Exercise goal
Omit the pictures and return every entry exactly as written.

■ ■ ■ ■

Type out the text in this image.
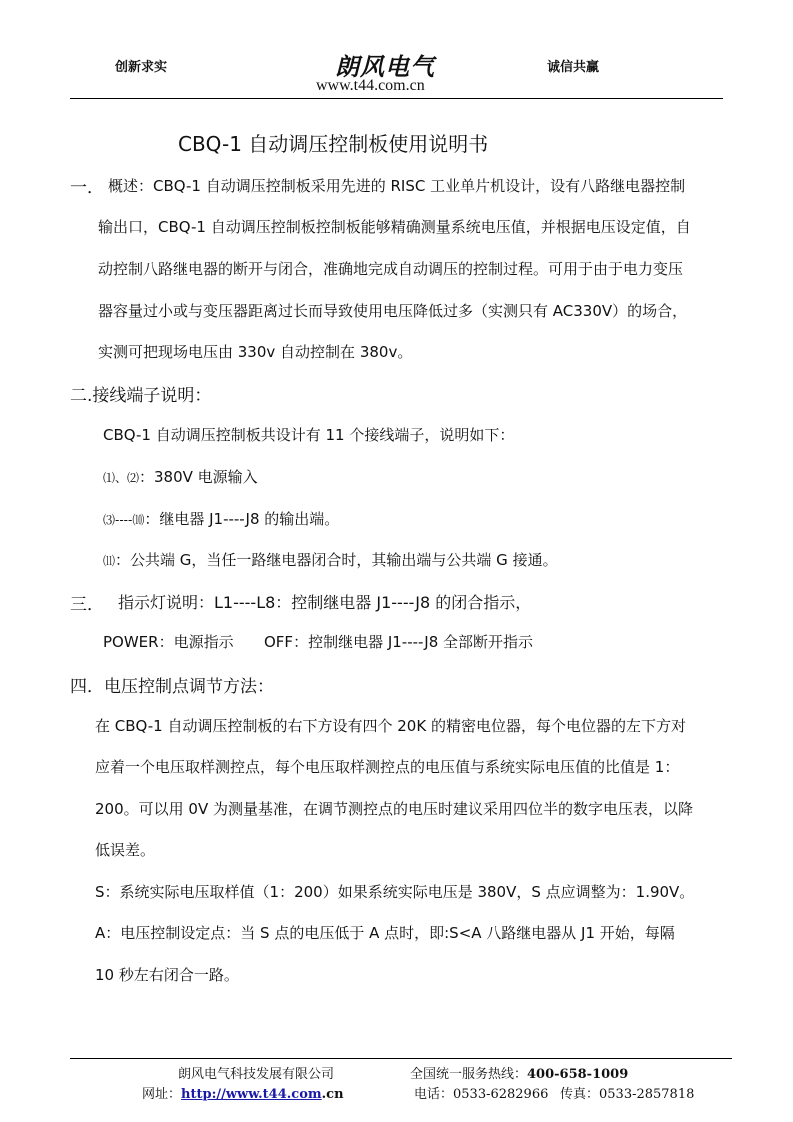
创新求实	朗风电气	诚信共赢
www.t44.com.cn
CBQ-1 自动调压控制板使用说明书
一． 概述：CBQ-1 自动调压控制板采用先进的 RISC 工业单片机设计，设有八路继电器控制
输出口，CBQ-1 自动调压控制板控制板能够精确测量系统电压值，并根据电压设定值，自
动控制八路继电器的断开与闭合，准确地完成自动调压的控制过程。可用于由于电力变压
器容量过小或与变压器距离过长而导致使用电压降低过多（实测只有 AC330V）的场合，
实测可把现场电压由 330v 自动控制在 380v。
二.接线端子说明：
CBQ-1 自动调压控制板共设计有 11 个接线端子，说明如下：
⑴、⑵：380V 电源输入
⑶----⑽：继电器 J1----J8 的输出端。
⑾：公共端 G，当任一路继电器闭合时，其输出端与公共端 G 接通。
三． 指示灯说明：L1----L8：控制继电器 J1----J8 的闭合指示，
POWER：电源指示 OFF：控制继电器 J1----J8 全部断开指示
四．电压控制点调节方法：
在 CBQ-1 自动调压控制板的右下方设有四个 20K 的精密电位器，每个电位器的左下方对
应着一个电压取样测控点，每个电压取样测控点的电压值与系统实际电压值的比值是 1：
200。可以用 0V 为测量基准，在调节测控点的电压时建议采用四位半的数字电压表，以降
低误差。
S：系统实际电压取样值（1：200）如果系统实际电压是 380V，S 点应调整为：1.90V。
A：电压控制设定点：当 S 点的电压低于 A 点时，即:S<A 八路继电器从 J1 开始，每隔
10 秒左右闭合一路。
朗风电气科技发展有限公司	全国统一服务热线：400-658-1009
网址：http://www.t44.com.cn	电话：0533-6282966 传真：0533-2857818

■ ■ ■ ■

Expected answer
Type out the text in this image.
创新求实	朗风电气	诚信共赢
www.t44.com.cn
CBQ-1 自动调压控制板使用说明书
一． 概述：CBQ-1 自动调压控制板采用先进的 RISC 工业单片机设计，设有八路继电器控制
输出口，CBQ-1 自动调压控制板控制板能够精确测量系统电压值，并根据电压设定值，自
动控制八路继电器的断开与闭合，准确地完成自动调压的控制过程。可用于由于电力变压
器容量过小或与变压器距离过长而导致使用电压降低过多（实测只有 AC330V）的场合，
实测可把现场电压由 330v 自动控制在 380v。
二.接线端子说明：
CBQ-1 自动调压控制板共设计有 11 个接线端子，说明如下：
⑴、⑵：380V 电源输入
⑶----⑽：继电器 J1----J8 的输出端。
⑾：公共端 G，当任一路继电器闭合时，其输出端与公共端 G 接通。
三． 指示灯说明：L1----L8：控制继电器 J1----J8 的闭合指示，
POWER：电源指示 OFF：控制继电器 J1----J8 全部断开指示
四．电压控制点调节方法：
在 CBQ-1 自动调压控制板的右下方设有四个 20K 的精密电位器，每个电位器的左下方对
应着一个电压取样测控点，每个电压取样测控点的电压值与系统实际电压值的比值是 1：
200。可以用 0V 为测量基准，在调节测控点的电压时建议采用四位半的数字电压表，以降
低误差。
S：系统实际电压取样值（1：200）如果系统实际电压是 380V，S 点应调整为：1.90V。
A：电压控制设定点：当 S 点的电压低于 A 点时，即:S<A 八路继电器从 J1 开始，每隔
10 秒左右闭合一路。
朗风电气科技发展有限公司	全国统一服务热线：400-658-1009
网址：http://www.t44.com.cn	电话：0533-6282966 传真：0533-2857818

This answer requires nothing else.